═══ MATERIAL SUPPLIED ═══

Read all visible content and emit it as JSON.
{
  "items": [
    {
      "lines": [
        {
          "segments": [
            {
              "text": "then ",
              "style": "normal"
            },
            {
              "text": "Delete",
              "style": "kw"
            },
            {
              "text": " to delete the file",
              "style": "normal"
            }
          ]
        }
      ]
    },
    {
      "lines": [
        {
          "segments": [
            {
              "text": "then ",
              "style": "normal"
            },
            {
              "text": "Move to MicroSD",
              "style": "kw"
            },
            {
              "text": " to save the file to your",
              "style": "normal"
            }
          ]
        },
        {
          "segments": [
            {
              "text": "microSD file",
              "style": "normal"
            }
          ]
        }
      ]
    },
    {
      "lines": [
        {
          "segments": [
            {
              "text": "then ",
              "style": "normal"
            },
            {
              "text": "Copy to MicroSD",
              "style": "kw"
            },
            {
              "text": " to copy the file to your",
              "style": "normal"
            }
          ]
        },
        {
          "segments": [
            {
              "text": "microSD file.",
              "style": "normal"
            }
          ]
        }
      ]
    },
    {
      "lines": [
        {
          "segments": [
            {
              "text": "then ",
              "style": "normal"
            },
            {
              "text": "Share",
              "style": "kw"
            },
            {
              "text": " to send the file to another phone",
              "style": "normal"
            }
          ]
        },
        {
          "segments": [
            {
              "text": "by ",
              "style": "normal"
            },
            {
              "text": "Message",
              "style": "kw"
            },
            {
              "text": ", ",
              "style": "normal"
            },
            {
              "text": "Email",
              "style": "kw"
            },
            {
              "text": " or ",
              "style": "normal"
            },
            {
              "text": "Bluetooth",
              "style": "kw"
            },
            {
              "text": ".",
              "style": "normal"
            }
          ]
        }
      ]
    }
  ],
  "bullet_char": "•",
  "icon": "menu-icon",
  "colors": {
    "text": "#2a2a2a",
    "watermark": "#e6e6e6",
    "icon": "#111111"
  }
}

═══

Copy all the records above exactly, missing none.

Read all visible content and emit it as JSON.
{
  "items": [
    {
      "lines": [
        {
          "segments": [
            {
              "text": "then ",
              "style": "normal"
            },
            {
              "text": "Delete",
              "style": "kw"
            },
            {
              "text": " to delete the file",
              "style": "normal"
            }
          ]
        }
      ]
    },
    {
      "lines": [
        {
          "segments": [
            {
              "text": "then ",
              "style": "normal"
            },
            {
              "text": "Move to MicroSD",
              "style": "kw"
            },
            {
              "text": " to save the file to your",
              "style": "normal"
            }
          ]
        },
        {
          "segments": [
            {
              "text": "microSD file",
              "style": "normal"
            }
          ]
        }
      ]
    },
    {
      "lines": [
        {
          "segments": [
            {
              "text": "then ",
              "style": "normal"
            },
            {
              "text": "Copy to MicroSD",
              "style": "kw"
            },
            {
              "text": " to copy the file to your",
              "style": "normal"
            }
          ]
        },
        {
          "segments": [
            {
              "text": "microSD file.",
              "style": "normal"
            }
          ]
        }
      ]
    },
    {
      "lines": [
        {
          "segments": [
            {
              "text": "then ",
              "style": "normal"
            },
            {
              "text": "Share",
              "style": "kw"
            },
            {
              "text": " to send the file to another phone",
              "style": "normal"
            }
          ]
        },
        {
          "segments": [
            {
              "text": "by ",
              "style": "normal"
            },
            {
              "text": "Message",
              "style": "kw"
            },
            {
              "text": ", ",
              "style": "normal"
            },
            {
              "text": "Email",
              "style": "kw"
            },
            {
              "text": " or ",
              "style": "normal"
            },
            {
              "text": "Bluetooth",
              "style": "kw"
            },
            {
              "text": ".",
              "style": "normal"
            }
          ]
        }
      ]
    }
  ],
  "bullet_char": "•",
  "icon": "menu-icon",
  "colors": {
    "text": "#2a2a2a",
    "watermark": "#e6e6e6",
    "icon": "#111111"
  }
}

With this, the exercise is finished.